From the entries below, gather every line containing the string "such".

-------- RECORDS SUPPLIED --------

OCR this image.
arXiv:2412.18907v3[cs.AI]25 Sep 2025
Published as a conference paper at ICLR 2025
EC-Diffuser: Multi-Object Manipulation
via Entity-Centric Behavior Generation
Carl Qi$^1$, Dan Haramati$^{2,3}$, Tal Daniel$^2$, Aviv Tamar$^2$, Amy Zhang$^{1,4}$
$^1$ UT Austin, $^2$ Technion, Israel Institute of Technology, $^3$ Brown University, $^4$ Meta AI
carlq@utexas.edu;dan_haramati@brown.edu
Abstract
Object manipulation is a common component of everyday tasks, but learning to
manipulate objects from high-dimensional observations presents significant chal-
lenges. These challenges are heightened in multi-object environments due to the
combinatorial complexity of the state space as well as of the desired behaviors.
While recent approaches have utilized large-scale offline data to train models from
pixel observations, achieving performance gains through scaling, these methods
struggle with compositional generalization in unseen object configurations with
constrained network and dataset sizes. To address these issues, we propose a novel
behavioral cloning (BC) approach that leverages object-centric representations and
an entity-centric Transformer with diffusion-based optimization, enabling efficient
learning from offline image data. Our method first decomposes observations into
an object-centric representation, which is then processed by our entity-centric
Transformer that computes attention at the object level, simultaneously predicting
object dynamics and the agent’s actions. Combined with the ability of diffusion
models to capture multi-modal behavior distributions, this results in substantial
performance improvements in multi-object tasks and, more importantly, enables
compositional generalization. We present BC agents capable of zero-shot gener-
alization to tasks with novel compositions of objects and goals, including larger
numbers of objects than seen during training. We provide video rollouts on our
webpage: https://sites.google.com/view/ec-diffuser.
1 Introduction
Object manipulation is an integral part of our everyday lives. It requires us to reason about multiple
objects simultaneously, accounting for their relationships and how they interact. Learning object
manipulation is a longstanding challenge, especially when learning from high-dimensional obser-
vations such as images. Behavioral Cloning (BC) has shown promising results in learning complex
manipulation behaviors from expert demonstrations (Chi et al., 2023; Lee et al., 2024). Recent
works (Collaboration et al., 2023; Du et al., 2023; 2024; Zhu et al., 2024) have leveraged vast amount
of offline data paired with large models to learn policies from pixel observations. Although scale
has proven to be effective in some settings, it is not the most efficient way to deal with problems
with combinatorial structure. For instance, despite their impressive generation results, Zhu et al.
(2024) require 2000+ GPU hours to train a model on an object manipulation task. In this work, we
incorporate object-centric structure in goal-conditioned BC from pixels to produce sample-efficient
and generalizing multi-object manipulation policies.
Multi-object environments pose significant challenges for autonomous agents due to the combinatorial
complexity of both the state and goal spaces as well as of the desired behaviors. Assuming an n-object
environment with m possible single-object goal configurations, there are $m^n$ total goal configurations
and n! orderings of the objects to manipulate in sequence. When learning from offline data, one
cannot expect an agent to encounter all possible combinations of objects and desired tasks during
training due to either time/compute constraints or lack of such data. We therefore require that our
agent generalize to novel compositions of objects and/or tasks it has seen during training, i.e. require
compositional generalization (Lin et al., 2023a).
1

--------

:: CORRECT ANSWER ::
vations such as images. Behavioral Cloning (BC) has shown promising results in learning complex
training due to either time/compute constraints or lack of such data. We therefore require that our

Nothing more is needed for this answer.